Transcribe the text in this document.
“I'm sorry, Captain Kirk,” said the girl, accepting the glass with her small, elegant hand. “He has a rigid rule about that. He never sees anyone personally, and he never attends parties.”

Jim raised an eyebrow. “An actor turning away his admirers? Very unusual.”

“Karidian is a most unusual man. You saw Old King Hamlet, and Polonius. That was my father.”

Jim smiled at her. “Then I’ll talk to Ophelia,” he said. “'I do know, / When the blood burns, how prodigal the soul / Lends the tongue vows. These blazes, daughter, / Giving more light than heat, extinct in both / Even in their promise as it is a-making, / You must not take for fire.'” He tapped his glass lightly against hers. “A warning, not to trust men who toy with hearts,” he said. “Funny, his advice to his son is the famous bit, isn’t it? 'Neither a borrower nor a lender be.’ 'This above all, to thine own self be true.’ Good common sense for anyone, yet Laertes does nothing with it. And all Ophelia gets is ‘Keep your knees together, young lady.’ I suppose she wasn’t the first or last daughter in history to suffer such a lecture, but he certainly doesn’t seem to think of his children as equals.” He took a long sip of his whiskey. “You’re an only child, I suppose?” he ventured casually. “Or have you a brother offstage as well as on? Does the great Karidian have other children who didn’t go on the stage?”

### Problem to work on:
Locate all lines in the listing above with the word "glass" and copy them.

### Answer to the problem:
“I'm sorry, Captain Kirk,” said the girl, accepting the glass with her small, elegant hand. “He has a rigid rule about that. He never sees anyone personally, and he never attends parties.”
Jim smiled at her. “Then I’ll talk to Ophelia,” he said. “'I do know, / When the blood burns, how prodigal the soul / Lends the tongue vows. These blazes, daughter, / Giving more light than heat, extinct in both / Even in their promise as it is a-making, / You must not take for fire.'” He tapped his glass lightly against hers. “A warning, not to trust men who toy with hearts,” he said. “Funny, his advice to his son is the famous bit, isn’t it? 'Neither a borrower nor a lender be.’ 'This above all, to thine own self be true.’ Good common sense for anyone, yet Laertes does nothing with it. And all Ophelia gets is ‘Keep your knees together, young lady.’ I suppose she wasn’t the first or last daughter in history to suffer such a lecture, but he certainly doesn’t seem to think of his children as equals.” He took a long sip of his whiskey. “You’re an only child, I suppose?” he ventured casually. “Or have you a brother offstage as well as on? Does the great Karidian have other children who didn’t go on the stage?”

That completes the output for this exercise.